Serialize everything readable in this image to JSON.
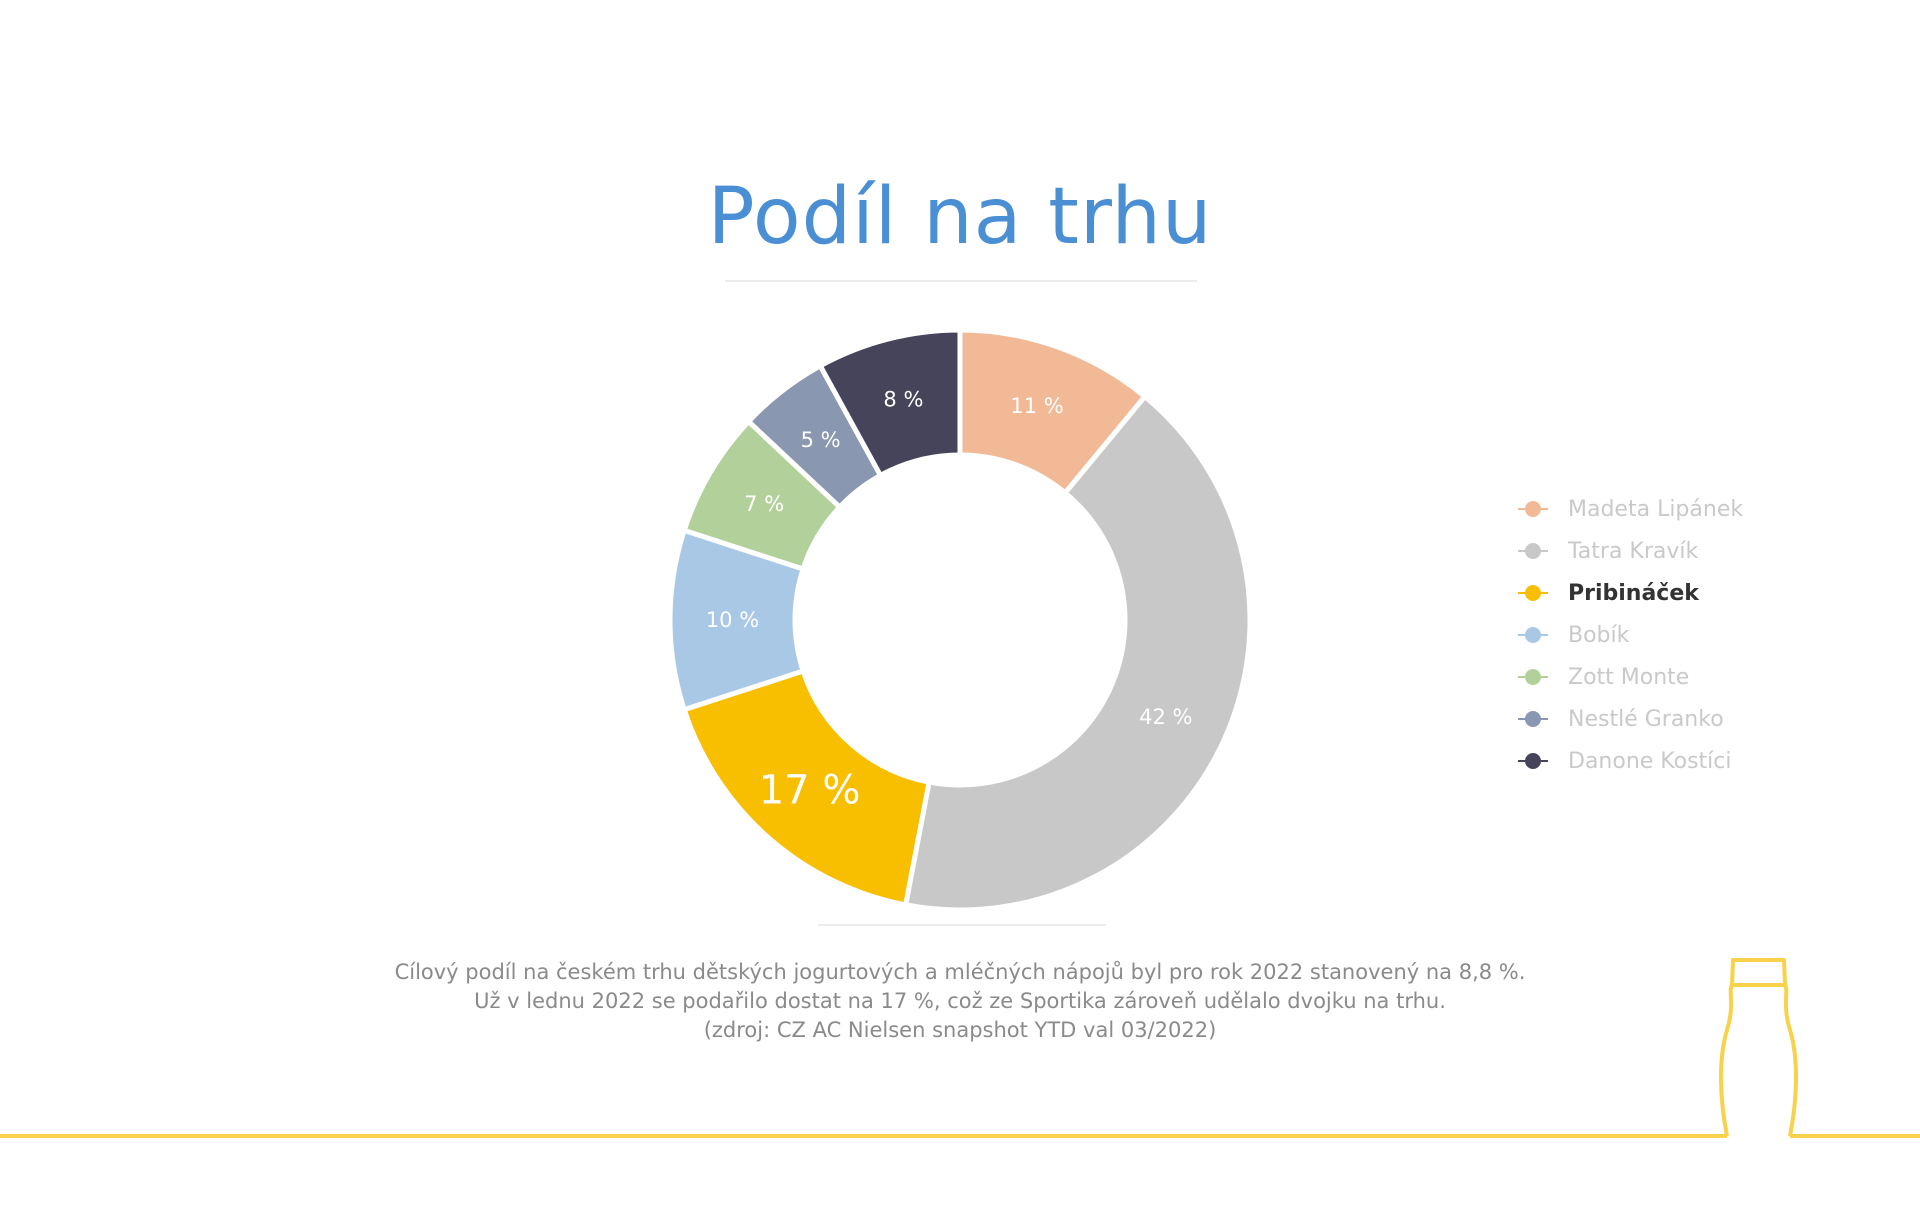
{
  "chart_data": {
    "type": "pie",
    "title": "Podíl na trhu",
    "categories": [
      "Madeta Lipánek",
      "Tatra Kravík",
      "Pribináček",
      "Bobík",
      "Zott Monte",
      "Nestlé Granko",
      "Danone Kostíci"
    ],
    "values": [
      11,
      42,
      17,
      10,
      7,
      5,
      8
    ],
    "labels": [
      "11 %",
      "42 %",
      "17 %",
      "10 %",
      "7 %",
      "5 %",
      "8 %"
    ],
    "colors": [
      "#f2b997",
      "#c8c8c8",
      "#f8be00",
      "#a8c8e6",
      "#b2d19a",
      "#8a97b0",
      "#45445a"
    ],
    "highlight": "Pribináček",
    "legend_position": "right"
  },
  "legend": [
    {
      "label": "Madeta Lipánek",
      "color": "#f2b997"
    },
    {
      "label": "Tatra Kravík",
      "color": "#c8c8c8"
    },
    {
      "label": "Pribináček",
      "color": "#f8be00",
      "highlight": true
    },
    {
      "label": "Bobík",
      "color": "#a8c8e6"
    },
    {
      "label": "Zott Monte",
      "color": "#b2d19a"
    },
    {
      "label": "Nestlé Granko",
      "color": "#8a97b0"
    },
    {
      "label": "Danone Kostíci",
      "color": "#45445a"
    }
  ],
  "footnote": {
    "line1": "Cílový podíl na českém trhu dětských jogurtových a mléčných nápojů byl pro rok 2022 stanovený na 8,8 %.",
    "line2": "Už v lednu 2022 se podařilo dostat na 17 %, což ze Sportika zároveň udělalo dvojku na trhu.",
    "line3": "(zdroj: CZ AC Nielsen snapshot YTD val 03/2022)"
  },
  "colors": {
    "title": "#4a8fd4",
    "accent_line": "#f8d24a"
  }
}
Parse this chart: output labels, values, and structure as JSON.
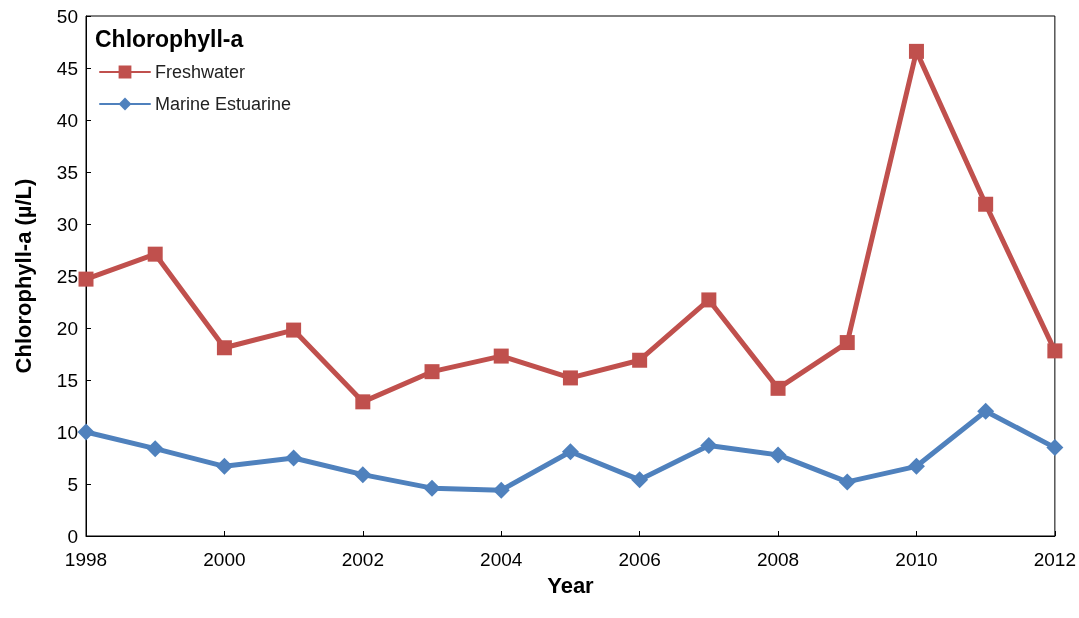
{
  "chart_data": {
    "type": "line",
    "title": "Chlorophyll-a",
    "xlabel": "Year",
    "ylabel": "Chlorophyll-a (µ/L)",
    "x": [
      1998,
      1999,
      2000,
      2001,
      2002,
      2003,
      2004,
      2005,
      2006,
      2007,
      2008,
      2009,
      2010,
      2011,
      2012
    ],
    "series": [
      {
        "name": "Freshwater",
        "color": "#c0504d",
        "marker": "square",
        "values": [
          24.7,
          27.1,
          18.1,
          19.8,
          12.9,
          15.8,
          17.3,
          15.2,
          16.9,
          22.7,
          14.2,
          18.6,
          46.6,
          31.9,
          17.8
        ]
      },
      {
        "name": "Marine Estuarine",
        "color": "#4f81bd",
        "marker": "diamond",
        "values": [
          10.0,
          8.4,
          6.7,
          7.5,
          5.9,
          4.6,
          4.4,
          8.1,
          5.4,
          8.7,
          7.8,
          5.2,
          6.7,
          12.0,
          8.5
        ]
      }
    ],
    "xlim": [
      1998,
      2012
    ],
    "xticks": [
      1998,
      2000,
      2002,
      2004,
      2006,
      2008,
      2010,
      2012
    ],
    "ylim": [
      0,
      50
    ],
    "yticks": [
      0,
      5,
      10,
      15,
      20,
      25,
      30,
      35,
      40,
      45,
      50
    ],
    "grid": false,
    "legend": "top left",
    "line_style": "solid"
  }
}
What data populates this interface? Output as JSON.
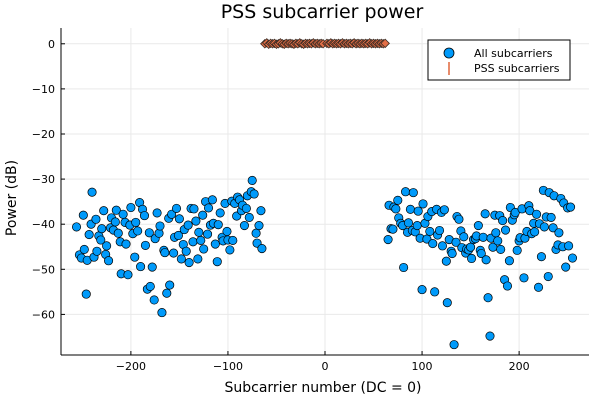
==================================================
#### THE EXERCISE
Across the material above, count every line holding "trhu" and write down only the number.

#### TASK SOLUTION
3